→ **PROVIDED RECORDS**:
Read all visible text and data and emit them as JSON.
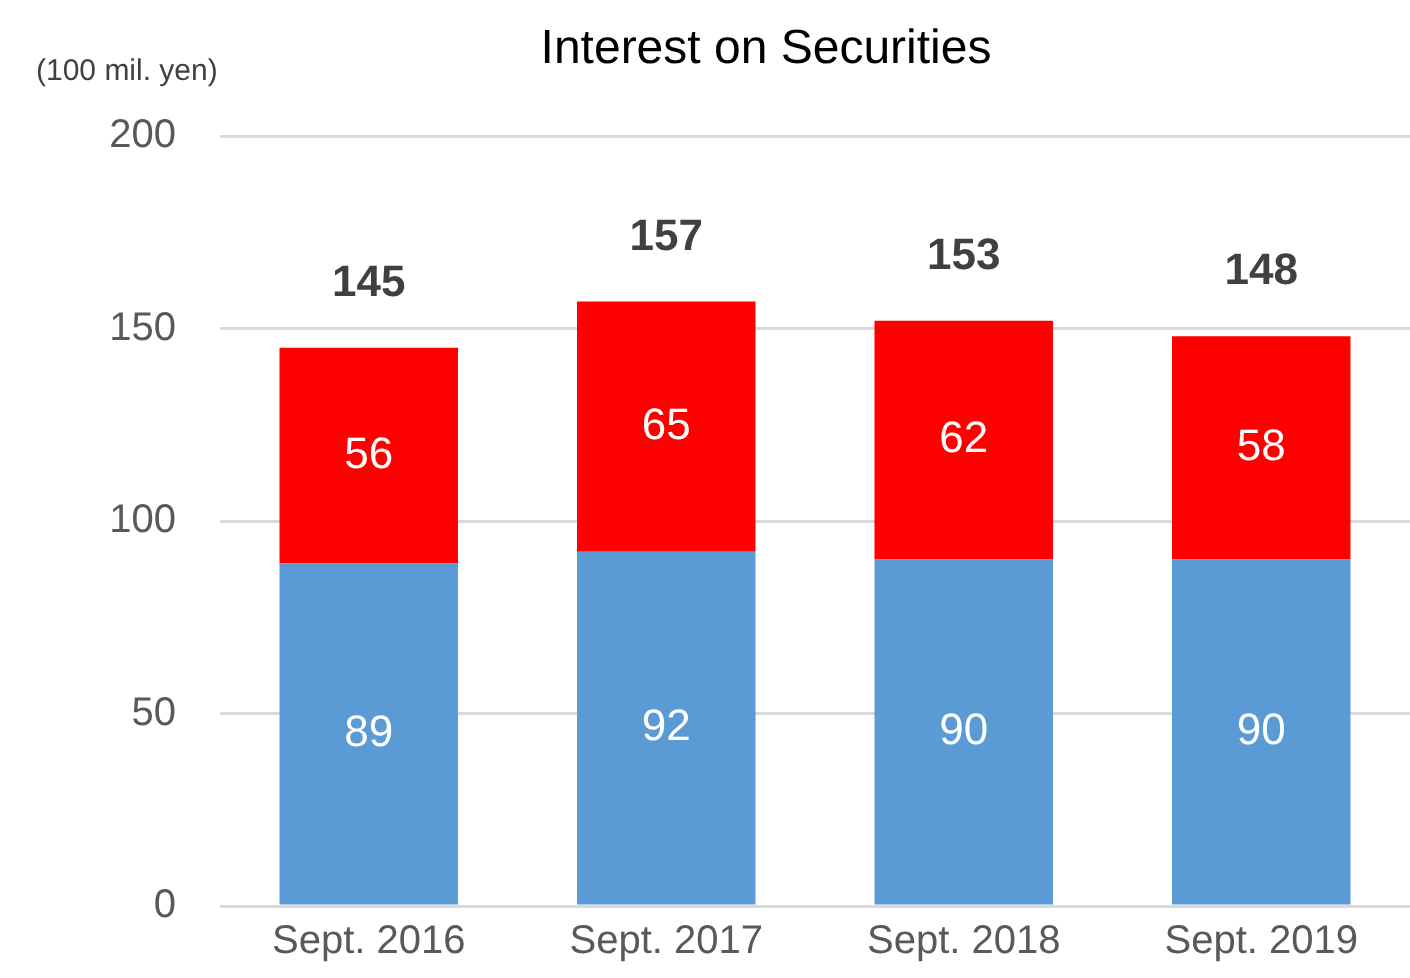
{
  "chart_data": {
    "type": "bar",
    "title": "Interest on Securities",
    "ylabel": "(100 mil. yen)",
    "categories": [
      "Sept. 2016",
      "Sept. 2017",
      "Sept. 2018",
      "Sept. 2019"
    ],
    "series": [
      {
        "color": "#5b9bd5",
        "values": [
          89,
          92,
          90,
          90
        ]
      },
      {
        "color": "#ff0000",
        "values": [
          56,
          65,
          62,
          58
        ]
      }
    ],
    "stacked": true,
    "data_labels": true,
    "totals": [
      "145",
      "157",
      "153",
      "148"
    ],
    "ylim": [
      0,
      200
    ],
    "yticks": [
      0,
      50,
      100,
      150,
      200
    ],
    "grid": "y",
    "legend": false
  }
}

→ **GIVEN INSTRUCTION**:
Look over the listing above. Pick out and copy every line that includes "Sept".

→ **COMPLETE RESPONSE**:
      "Sept. 2016",
      "Sept. 2017",
      "Sept. 2018",
      "Sept. 2019"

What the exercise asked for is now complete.